▶ Task material:
○ ○ ○

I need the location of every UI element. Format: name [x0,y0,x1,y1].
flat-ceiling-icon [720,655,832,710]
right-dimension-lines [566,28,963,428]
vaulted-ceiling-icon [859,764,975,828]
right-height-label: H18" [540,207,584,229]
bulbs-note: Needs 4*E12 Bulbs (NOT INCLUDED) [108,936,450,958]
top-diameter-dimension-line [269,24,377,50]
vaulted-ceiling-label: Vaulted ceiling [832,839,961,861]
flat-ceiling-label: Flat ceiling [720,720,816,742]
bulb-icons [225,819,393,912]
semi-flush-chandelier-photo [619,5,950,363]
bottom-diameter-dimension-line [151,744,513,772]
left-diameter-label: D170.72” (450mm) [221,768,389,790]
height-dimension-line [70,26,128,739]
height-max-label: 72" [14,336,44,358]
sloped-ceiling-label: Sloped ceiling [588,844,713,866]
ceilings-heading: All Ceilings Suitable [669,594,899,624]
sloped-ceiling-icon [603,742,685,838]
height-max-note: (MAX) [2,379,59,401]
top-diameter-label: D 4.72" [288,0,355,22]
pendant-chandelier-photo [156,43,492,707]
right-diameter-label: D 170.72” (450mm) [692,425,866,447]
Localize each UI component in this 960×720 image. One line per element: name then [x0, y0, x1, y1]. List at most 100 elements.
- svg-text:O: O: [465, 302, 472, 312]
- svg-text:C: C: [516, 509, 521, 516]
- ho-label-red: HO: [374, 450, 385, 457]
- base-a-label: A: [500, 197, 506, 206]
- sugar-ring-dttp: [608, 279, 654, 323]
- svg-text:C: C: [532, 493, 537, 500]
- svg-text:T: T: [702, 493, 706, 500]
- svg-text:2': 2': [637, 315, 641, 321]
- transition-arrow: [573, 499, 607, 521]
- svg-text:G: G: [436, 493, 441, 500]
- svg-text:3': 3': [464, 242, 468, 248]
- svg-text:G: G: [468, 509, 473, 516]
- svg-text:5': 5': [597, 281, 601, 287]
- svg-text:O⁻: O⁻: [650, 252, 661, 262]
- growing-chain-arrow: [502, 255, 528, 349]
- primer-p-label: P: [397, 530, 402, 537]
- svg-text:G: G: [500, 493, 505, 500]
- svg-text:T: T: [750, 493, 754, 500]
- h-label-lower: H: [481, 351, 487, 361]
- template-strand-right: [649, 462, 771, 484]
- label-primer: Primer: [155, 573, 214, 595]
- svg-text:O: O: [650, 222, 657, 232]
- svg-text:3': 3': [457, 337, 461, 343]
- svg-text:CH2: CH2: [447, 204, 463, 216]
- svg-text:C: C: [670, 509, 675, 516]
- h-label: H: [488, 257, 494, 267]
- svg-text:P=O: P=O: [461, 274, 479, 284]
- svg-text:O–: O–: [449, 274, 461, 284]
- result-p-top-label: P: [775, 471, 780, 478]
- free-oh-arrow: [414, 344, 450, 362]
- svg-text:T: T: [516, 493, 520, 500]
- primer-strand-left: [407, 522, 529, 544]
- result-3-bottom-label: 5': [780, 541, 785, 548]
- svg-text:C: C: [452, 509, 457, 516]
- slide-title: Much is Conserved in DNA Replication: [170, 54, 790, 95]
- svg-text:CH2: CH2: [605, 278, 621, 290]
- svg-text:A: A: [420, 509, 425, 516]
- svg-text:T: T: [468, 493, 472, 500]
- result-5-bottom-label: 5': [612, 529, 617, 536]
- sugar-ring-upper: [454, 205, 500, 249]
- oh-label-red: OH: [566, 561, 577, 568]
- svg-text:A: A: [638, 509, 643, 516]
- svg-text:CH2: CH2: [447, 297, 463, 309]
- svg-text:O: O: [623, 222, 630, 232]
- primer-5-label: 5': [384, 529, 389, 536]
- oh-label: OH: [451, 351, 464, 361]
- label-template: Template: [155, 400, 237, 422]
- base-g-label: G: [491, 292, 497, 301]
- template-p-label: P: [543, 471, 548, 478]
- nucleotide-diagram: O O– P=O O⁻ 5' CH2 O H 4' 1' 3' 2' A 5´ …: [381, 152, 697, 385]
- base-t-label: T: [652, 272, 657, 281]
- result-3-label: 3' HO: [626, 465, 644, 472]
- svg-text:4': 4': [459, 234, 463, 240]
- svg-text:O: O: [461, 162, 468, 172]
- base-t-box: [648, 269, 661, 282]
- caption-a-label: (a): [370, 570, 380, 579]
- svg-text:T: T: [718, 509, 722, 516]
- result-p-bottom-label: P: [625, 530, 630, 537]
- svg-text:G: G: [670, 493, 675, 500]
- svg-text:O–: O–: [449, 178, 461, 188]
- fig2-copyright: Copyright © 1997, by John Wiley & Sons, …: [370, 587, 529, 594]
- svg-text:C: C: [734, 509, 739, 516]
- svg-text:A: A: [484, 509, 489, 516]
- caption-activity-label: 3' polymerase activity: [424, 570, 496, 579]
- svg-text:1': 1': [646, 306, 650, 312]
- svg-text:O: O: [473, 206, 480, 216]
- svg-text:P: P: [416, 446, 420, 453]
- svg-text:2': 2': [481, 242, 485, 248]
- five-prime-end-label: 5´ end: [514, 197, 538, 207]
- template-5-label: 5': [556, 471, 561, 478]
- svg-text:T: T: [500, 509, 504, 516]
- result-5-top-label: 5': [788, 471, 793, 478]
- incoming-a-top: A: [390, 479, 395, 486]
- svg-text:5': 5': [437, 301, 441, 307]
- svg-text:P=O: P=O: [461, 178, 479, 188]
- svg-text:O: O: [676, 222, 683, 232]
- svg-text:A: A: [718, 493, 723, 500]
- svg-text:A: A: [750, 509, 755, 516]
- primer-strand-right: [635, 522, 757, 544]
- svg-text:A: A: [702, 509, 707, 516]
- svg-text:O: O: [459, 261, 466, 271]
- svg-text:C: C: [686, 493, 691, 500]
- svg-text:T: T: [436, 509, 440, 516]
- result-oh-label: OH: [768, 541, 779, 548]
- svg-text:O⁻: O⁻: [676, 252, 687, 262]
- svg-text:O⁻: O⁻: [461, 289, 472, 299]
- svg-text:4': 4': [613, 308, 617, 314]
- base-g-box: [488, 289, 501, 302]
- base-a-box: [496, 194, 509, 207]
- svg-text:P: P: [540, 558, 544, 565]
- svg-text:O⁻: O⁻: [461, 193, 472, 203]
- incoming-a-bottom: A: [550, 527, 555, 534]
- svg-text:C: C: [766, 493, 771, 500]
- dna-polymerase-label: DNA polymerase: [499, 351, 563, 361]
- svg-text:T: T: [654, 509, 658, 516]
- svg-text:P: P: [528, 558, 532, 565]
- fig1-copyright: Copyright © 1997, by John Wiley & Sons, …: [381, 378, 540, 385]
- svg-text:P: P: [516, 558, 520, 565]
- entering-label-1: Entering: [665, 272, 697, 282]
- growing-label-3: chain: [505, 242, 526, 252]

○ ○ ○

▶ Written problem: Turn every line of the items above into a numbered list, leaving out any blank lines.

▶ Solved problem:
1. I need the location of every UI element. Format: name [x0,y0,x1,y1].
2. flat-ceiling-icon [720,655,832,710]
3. right-dimension-lines [566,28,963,428]
4. vaulted-ceiling-icon [859,764,975,828]
5. right-height-label: H18" [540,207,584,229]
6. bulbs-note: Needs 4*E12 Bulbs (NOT INCLUDED) [108,936,450,958]
7. top-diameter-dimension-line [269,24,377,50]
8. vaulted-ceiling-label: Vaulted ceiling [832,839,961,861]
9. flat-ceiling-label: Flat ceiling [720,720,816,742]
10. bulb-icons [225,819,393,912]
11. semi-flush-chandelier-photo [619,5,950,363]
12. bottom-diameter-dimension-line [151,744,513,772]
13. left-diameter-label: D170.72” (450mm) [221,768,389,790]
14. height-dimension-line [70,26,128,739]
15. height-max-label: 72" [14,336,44,358]
16. sloped-ceiling-label: Sloped ceiling [588,844,713,866]
17. ceilings-heading: All Ceilings Suitable [669,594,899,624]
18. sloped-ceiling-icon [603,742,685,838]
19. height-max-note: (MAX) [2,379,59,401]
20. top-diameter-label: D 4.72" [288,0,355,22]
21. pendant-chandelier-photo [156,43,492,707]
22. right-diameter-label: D 170.72” (450mm) [692,425,866,447]
23. Localize each UI component in this 960×720 image. One line per element: name then [x0, y0, x1, y1]. List at most 100 elements.
24. - svg-text:O: O: [465, 302, 472, 312]
25. - svg-text:C: C: [516, 509, 521, 516]
26. - ho-label-red: HO: [374, 450, 385, 457]
27. - base-a-label: A: [500, 197, 506, 206]
28. - sugar-ring-dttp: [608, 279, 654, 323]
29. - svg-text:C: C: [532, 493, 537, 500]
30. - svg-text:T: T: [702, 493, 706, 500]
31. - svg-text:2': 2': [637, 315, 641, 321]
32. - transition-arrow: [573, 499, 607, 521]
33. - svg-text:G: G: [436, 493, 441, 500]
34. - svg-text:3': 3': [464, 242, 468, 248]
35. - svg-text:G: G: [468, 509, 473, 516]
36. - svg-text:5': 5': [597, 281, 601, 287]
37. - svg-text:O⁻: O⁻: [650, 252, 661, 262]
38. - growing-chain-arrow: [502, 255, 528, 349]
39. - primer-p-label: P: [397, 530, 402, 537]
40. - svg-text:G: G: [500, 493, 505, 500]
41. - svg-text:T: T: [750, 493, 754, 500]
42. - h-label-lower: H: [481, 351, 487, 361]
43. - template-strand-right: [649, 462, 771, 484]
44. - label-primer: Primer: [155, 573, 214, 595]
45. - svg-text:O: O: [650, 222, 657, 232]
46. - svg-text:3': 3': [457, 337, 461, 343]
47. - svg-text:CH2: CH2: [447, 204, 463, 216]
48. - svg-text:C: C: [670, 509, 675, 516]
49. - h-label: H: [488, 257, 494, 267]
50. - svg-text:P=O: P=O: [461, 274, 479, 284]
51. - svg-text:O–: O–: [449, 274, 461, 284]
52. - result-p-top-label: P: [775, 471, 780, 478]
53. - free-oh-arrow: [414, 344, 450, 362]
54. - svg-text:T: T: [516, 493, 520, 500]
55. - primer-strand-left: [407, 522, 529, 544]
56. - result-3-bottom-label: 5': [780, 541, 785, 548]
57. - svg-text:C: C: [452, 509, 457, 516]
58. - slide-title: Much is Conserved in DNA Replication: [170, 54, 790, 95]
59. - svg-text:CH2: CH2: [605, 278, 621, 290]
60. - svg-text:A: A: [420, 509, 425, 516]
61. - svg-text:T: T: [468, 493, 472, 500]
62. - result-5-bottom-label: 5': [612, 529, 617, 536]
63. - sugar-ring-upper: [454, 205, 500, 249]
64. - oh-label-red: OH: [566, 561, 577, 568]
65. - svg-text:A: A: [638, 509, 643, 516]
66. - svg-text:CH2: CH2: [447, 297, 463, 309]
67. - svg-text:O: O: [623, 222, 630, 232]
68. - primer-5-label: 5': [384, 529, 389, 536]
69. - oh-label: OH: [451, 351, 464, 361]
70. - label-template: Template: [155, 400, 237, 422]
71. - base-g-label: G: [491, 292, 497, 301]
72. - template-p-label: P: [543, 471, 548, 478]
73. - nucleotide-diagram: O O– P=O O⁻ 5' CH2 O H 4' 1' 3' 2' A 5´ …: [381, 152, 697, 385]
74. - base-t-label: T: [652, 272, 657, 281]
75. - result-3-label: 3' HO: [626, 465, 644, 472]
76. - svg-text:4': 4': [459, 234, 463, 240]
77. - svg-text:O: O: [461, 162, 468, 172]
78. - base-t-box: [648, 269, 661, 282]
79. - caption-a-label: (a): [370, 570, 380, 579]
80. - svg-text:T: T: [718, 509, 722, 516]
81. - result-p-bottom-label: P: [625, 530, 630, 537]
82. - svg-text:G: G: [670, 493, 675, 500]
83. - svg-text:O–: O–: [449, 178, 461, 188]
84. - fig2-copyright: Copyright © 1997, by John Wiley & Sons, …: [370, 587, 529, 594]
85. - svg-text:C: C: [734, 509, 739, 516]
86. - svg-text:A: A: [484, 509, 489, 516]
87. - caption-activity-label: 3' polymerase activity: [424, 570, 496, 579]
88. - svg-text:1': 1': [646, 306, 650, 312]
89. - svg-text:O: O: [473, 206, 480, 216]
90. - svg-text:P: P: [416, 446, 420, 453]
91. - svg-text:2': 2': [481, 242, 485, 248]
92. - five-prime-end-label: 5´ end: [514, 197, 538, 207]
93. - template-5-label: 5': [556, 471, 561, 478]
94. - svg-text:T: T: [500, 509, 504, 516]
95. - result-5-top-label: 5': [788, 471, 793, 478]
96. - incoming-a-top: A: [390, 479, 395, 486]
97. - svg-text:5': 5': [437, 301, 441, 307]
98. - svg-text:P=O: P=O: [461, 178, 479, 188]
99. - svg-text:O: O: [676, 222, 683, 232]
100. - svg-text:A: A: [718, 493, 723, 500]
101. - svg-text:A: A: [750, 509, 755, 516]
102. - primer-strand-right: [635, 522, 757, 544]
103. - svg-text:A: A: [702, 509, 707, 516]
104. - svg-text:O: O: [459, 261, 466, 271]
105. - svg-text:C: C: [686, 493, 691, 500]
106. - svg-text:T: T: [436, 509, 440, 516]
107. - result-oh-label: OH: [768, 541, 779, 548]
108. - svg-text:O⁻: O⁻: [676, 252, 687, 262]
109. - svg-text:O⁻: O⁻: [461, 289, 472, 299]
110. - svg-text:4': 4': [613, 308, 617, 314]
111. - base-g-box: [488, 289, 501, 302]
112. - base-a-box: [496, 194, 509, 207]
113. - svg-text:P: P: [540, 558, 544, 565]
114. - svg-text:O⁻: O⁻: [461, 193, 472, 203]
115. - incoming-a-bottom: A: [550, 527, 555, 534]
116. - svg-text:C: C: [766, 493, 771, 500]
117. - dna-polymerase-label: DNA polymerase: [499, 351, 563, 361]
118. - svg-text:T: T: [654, 509, 658, 516]
119. - svg-text:P: P: [528, 558, 532, 565]
120. - fig1-copyright: Copyright © 1997, by John Wiley & Sons, …: [381, 378, 540, 385]
121. - svg-text:P: P: [516, 558, 520, 565]
122. - entering-label-1: Entering: [665, 272, 697, 282]
123. - growing-label-3: chain: [505, 242, 526, 252]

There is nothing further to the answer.